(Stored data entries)

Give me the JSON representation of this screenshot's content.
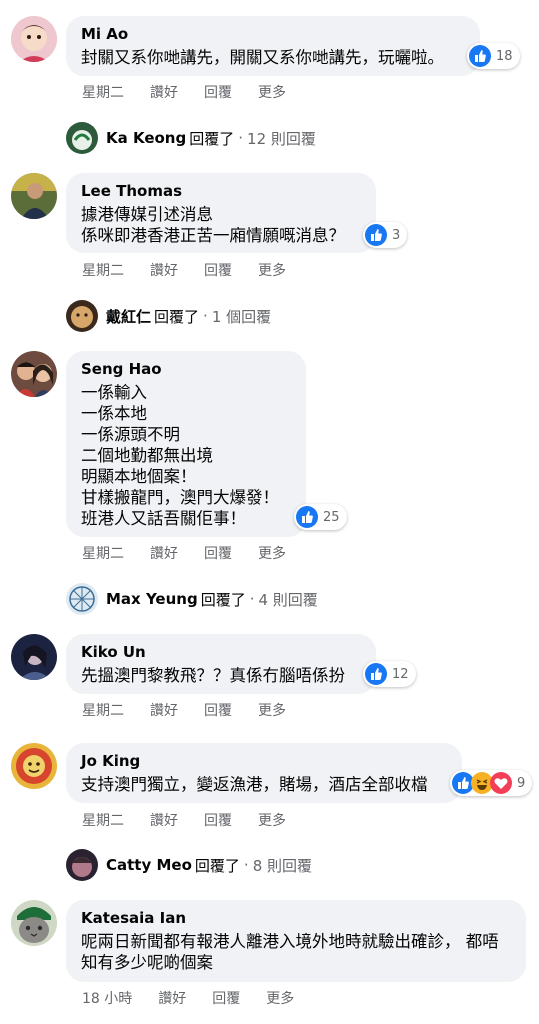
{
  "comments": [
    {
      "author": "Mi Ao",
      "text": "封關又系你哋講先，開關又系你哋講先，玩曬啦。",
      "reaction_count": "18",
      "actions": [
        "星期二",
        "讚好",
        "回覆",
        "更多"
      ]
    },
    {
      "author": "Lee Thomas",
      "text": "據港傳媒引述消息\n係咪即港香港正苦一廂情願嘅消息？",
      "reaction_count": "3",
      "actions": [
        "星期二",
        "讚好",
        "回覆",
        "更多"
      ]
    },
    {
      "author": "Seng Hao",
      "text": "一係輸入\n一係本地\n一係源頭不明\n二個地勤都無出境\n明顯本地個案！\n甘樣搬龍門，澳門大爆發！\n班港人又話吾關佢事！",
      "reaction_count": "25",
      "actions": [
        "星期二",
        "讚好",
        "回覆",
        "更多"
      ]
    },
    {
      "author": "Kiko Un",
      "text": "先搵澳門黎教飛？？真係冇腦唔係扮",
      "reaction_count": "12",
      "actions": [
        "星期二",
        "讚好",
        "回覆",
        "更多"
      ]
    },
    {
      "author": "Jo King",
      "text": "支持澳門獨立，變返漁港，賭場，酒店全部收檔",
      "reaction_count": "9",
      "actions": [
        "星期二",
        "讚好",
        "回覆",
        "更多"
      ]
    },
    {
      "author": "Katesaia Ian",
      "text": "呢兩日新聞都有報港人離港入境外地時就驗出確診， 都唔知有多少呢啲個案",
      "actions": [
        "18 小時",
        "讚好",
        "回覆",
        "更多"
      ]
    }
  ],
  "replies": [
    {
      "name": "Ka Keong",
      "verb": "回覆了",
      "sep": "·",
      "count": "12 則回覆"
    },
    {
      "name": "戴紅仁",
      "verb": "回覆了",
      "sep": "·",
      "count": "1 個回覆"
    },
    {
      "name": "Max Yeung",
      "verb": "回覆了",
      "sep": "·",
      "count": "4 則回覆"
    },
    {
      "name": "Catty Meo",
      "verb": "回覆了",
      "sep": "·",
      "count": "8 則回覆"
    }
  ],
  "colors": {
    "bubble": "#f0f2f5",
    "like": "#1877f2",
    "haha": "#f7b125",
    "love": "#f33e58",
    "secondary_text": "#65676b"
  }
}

...

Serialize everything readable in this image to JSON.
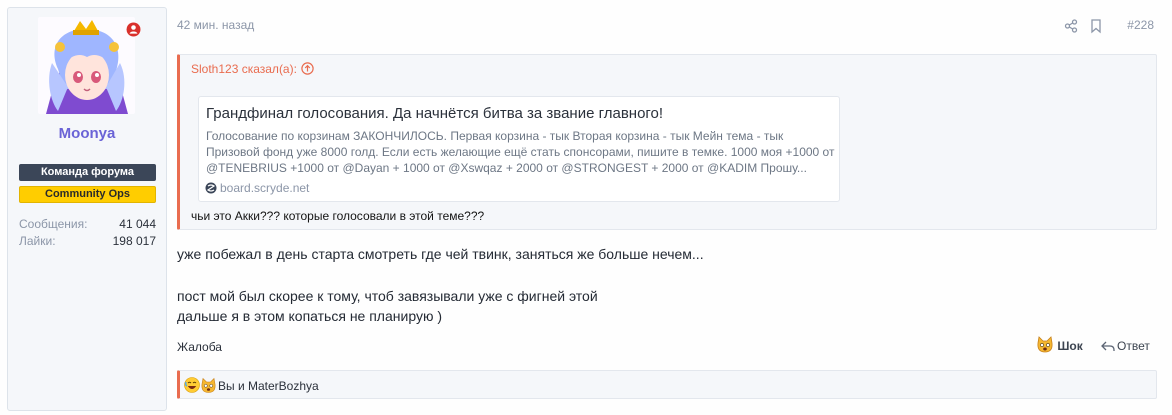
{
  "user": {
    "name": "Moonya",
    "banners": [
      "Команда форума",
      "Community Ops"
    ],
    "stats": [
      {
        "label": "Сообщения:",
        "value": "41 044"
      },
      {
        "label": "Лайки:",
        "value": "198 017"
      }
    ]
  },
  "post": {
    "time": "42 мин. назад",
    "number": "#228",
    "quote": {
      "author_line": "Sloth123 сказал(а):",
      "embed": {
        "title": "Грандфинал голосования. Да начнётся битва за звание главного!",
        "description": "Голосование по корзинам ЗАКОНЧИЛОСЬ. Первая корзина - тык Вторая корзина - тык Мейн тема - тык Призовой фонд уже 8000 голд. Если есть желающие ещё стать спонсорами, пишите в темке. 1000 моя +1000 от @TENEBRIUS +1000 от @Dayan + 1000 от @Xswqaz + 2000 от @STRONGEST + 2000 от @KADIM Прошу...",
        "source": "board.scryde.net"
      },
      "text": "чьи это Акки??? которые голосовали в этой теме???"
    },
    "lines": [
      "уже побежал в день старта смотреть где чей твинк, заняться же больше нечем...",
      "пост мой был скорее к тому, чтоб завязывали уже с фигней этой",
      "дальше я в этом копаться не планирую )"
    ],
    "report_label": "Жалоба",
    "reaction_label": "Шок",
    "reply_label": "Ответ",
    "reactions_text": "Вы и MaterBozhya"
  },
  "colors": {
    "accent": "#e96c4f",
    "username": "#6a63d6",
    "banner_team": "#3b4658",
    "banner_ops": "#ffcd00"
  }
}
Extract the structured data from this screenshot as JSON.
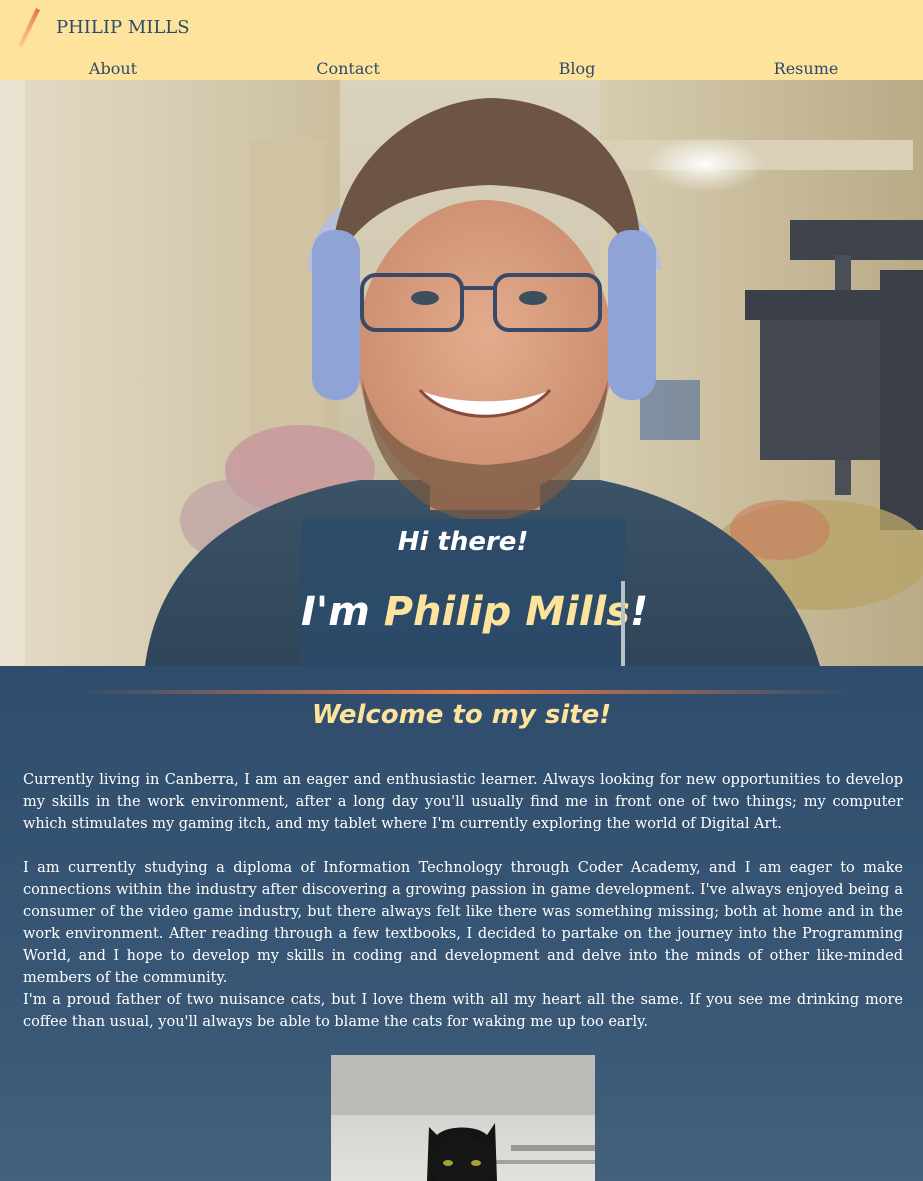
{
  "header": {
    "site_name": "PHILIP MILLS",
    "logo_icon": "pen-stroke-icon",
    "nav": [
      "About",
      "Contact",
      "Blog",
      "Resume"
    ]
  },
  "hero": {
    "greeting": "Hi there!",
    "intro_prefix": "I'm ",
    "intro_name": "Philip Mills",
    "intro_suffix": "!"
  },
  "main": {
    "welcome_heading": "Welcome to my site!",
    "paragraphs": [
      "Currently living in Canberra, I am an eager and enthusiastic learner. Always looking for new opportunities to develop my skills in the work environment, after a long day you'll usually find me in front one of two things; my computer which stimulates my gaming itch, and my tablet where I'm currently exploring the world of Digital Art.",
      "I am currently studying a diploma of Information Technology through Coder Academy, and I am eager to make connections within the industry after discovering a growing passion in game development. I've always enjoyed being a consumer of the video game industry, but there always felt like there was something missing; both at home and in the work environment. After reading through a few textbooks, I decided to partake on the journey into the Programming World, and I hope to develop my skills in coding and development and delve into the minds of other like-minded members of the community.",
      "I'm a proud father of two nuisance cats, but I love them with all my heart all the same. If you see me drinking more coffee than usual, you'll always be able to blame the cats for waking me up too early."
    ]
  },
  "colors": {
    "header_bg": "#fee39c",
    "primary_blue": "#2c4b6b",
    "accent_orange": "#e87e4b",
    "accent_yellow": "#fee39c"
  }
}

*Task prompt:* Track down all lines above with the string "screenshot" and copy them.

*Task result:*
Give me the JSON representation of this screenshot's content.
Extract the structured data from this screenshot as JSON.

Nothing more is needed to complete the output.